## Task statement
Reply with one number only, the count of lines holding the string "name".
— Start —
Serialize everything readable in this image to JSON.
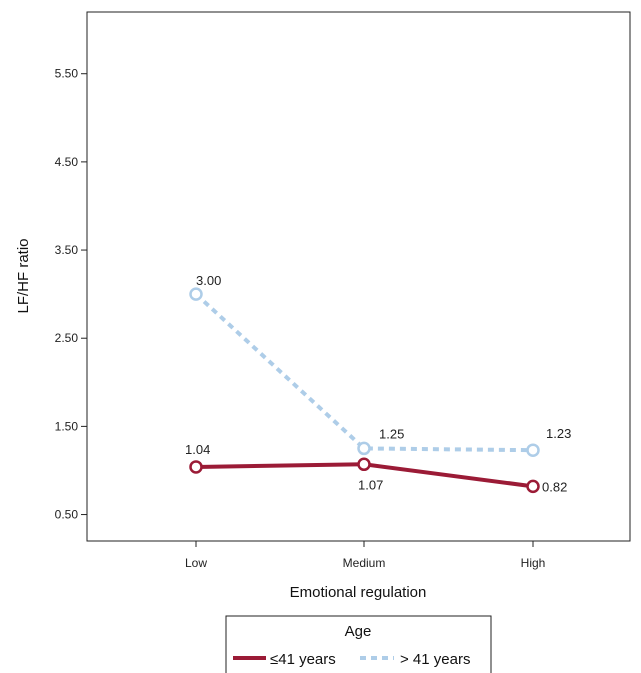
{
  "chart_data": {
    "type": "line",
    "title": "",
    "xlabel": "Emotional regulation",
    "ylabel": "LF/HF ratio",
    "categories": [
      "Low",
      "Medium",
      "High"
    ],
    "ylim": [
      0.2,
      6.2
    ],
    "yticks": [
      "0.50",
      "1.50",
      "2.50",
      "3.50",
      "4.50",
      "5.50"
    ],
    "grid": false,
    "legend": {
      "title": "Age",
      "position": "bottom"
    },
    "series": [
      {
        "name": "≤41 years",
        "values": [
          1.04,
          1.07,
          0.82
        ],
        "labels": [
          "1.04",
          "1.07",
          "0.82"
        ],
        "color": "#9b1b36",
        "style": "solid"
      },
      {
        "name": "> 41 years",
        "values": [
          3.0,
          1.25,
          1.23
        ],
        "labels": [
          "3.00",
          "1.25",
          "1.23"
        ],
        "color": "#aecde8",
        "style": "dashed"
      }
    ]
  }
}
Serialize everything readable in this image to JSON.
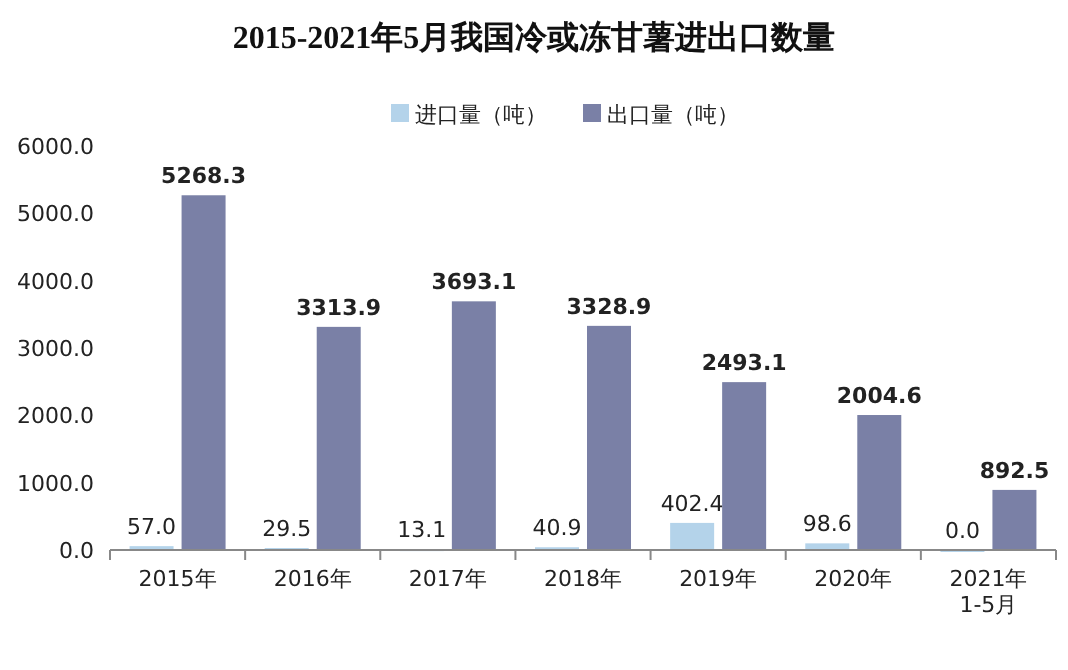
{
  "chart_data": {
    "type": "bar",
    "title": "2015-2021年5月我国冷或冻甘薯进出口数量",
    "categories": [
      "2015年",
      "2016年",
      "2017年",
      "2018年",
      "2019年",
      "2020年",
      "2021年1-5月"
    ],
    "series": [
      {
        "name": "进口量（吨）",
        "color": "#b4d3ea",
        "values": [
          57.0,
          29.5,
          13.1,
          40.9,
          402.4,
          98.6,
          0.0
        ],
        "value_labels": [
          "57.0",
          "29.5",
          "13.1",
          "40.9",
          "402.4",
          "98.6",
          "0.0"
        ]
      },
      {
        "name": "出口量（吨）",
        "color": "#7a80a6",
        "values": [
          5268.3,
          3313.9,
          3693.1,
          3328.9,
          2493.1,
          2004.6,
          892.5
        ],
        "value_labels": [
          "5268.3",
          "3313.9",
          "3693.1",
          "3328.9",
          "2493.1",
          "2004.6",
          "892.5"
        ]
      }
    ],
    "ylim": [
      0,
      6000
    ],
    "yticks": [
      {
        "value": 0,
        "label": "0.0"
      },
      {
        "value": 1000,
        "label": "1000.0"
      },
      {
        "value": 2000,
        "label": "2000.0"
      },
      {
        "value": 3000,
        "label": "3000.0"
      },
      {
        "value": 4000,
        "label": "4000.0"
      },
      {
        "value": 5000,
        "label": "5000.0"
      },
      {
        "value": 6000,
        "label": "6000.0"
      }
    ],
    "legend": "top"
  }
}
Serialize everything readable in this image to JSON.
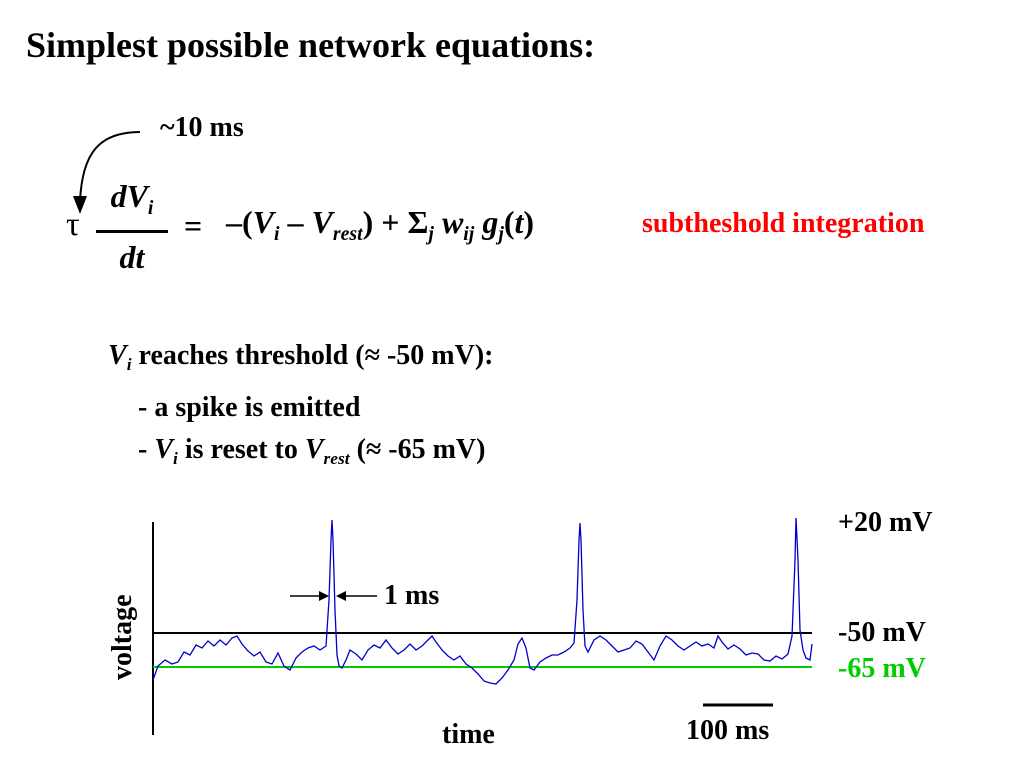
{
  "title": "Simplest possible network equations:",
  "equation": {
    "tau_note": "~10 ms",
    "tau": "τ",
    "lhs_num_a": "dV",
    "lhs_num_sub": "i",
    "lhs_den": "dt",
    "equals": "=",
    "rhs_a": "–(",
    "rhs_v": "V",
    "rhs_v_sub": "i",
    "rhs_b": " – ",
    "rhs_vrest": "V",
    "rhs_vrest_sub": "rest",
    "rhs_c": ") + Σ",
    "rhs_sum_sub": "j",
    "rhs_w": " w",
    "rhs_w_sub": "ij",
    "rhs_g": " g",
    "rhs_g_sub": "j",
    "rhs_d": "(",
    "rhs_t": "t",
    "rhs_e": ")",
    "annotation": "subtheshold integration"
  },
  "threshold_rule": {
    "v": "V",
    "v_sub": "i",
    "text": " reaches threshold (≈ -50 mV):",
    "bullet1": "- a spike is emitted",
    "bullet2_a": "- ",
    "bullet2_v": "V",
    "bullet2_v_sub": "i",
    "bullet2_b": " is reset to ",
    "bullet2_vrest": "V",
    "bullet2_vrest_sub": "rest",
    "bullet2_c": " (≈ -65 mV)"
  },
  "trace_plot": {
    "y_axis_label": "voltage",
    "x_axis_label": "time",
    "level_labels": {
      "peak": "+20 mV",
      "threshold": "-50 mV",
      "rest": "-65 mV"
    },
    "spike_width_label": "1 ms",
    "scale_bar_label": "100 ms",
    "colors": {
      "trace": "#0000cc",
      "threshold_line": "#000000",
      "rest_line": "#00cc00",
      "annotation": "#ff0000"
    },
    "spikes_count": 3
  }
}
— End —
## Task response
4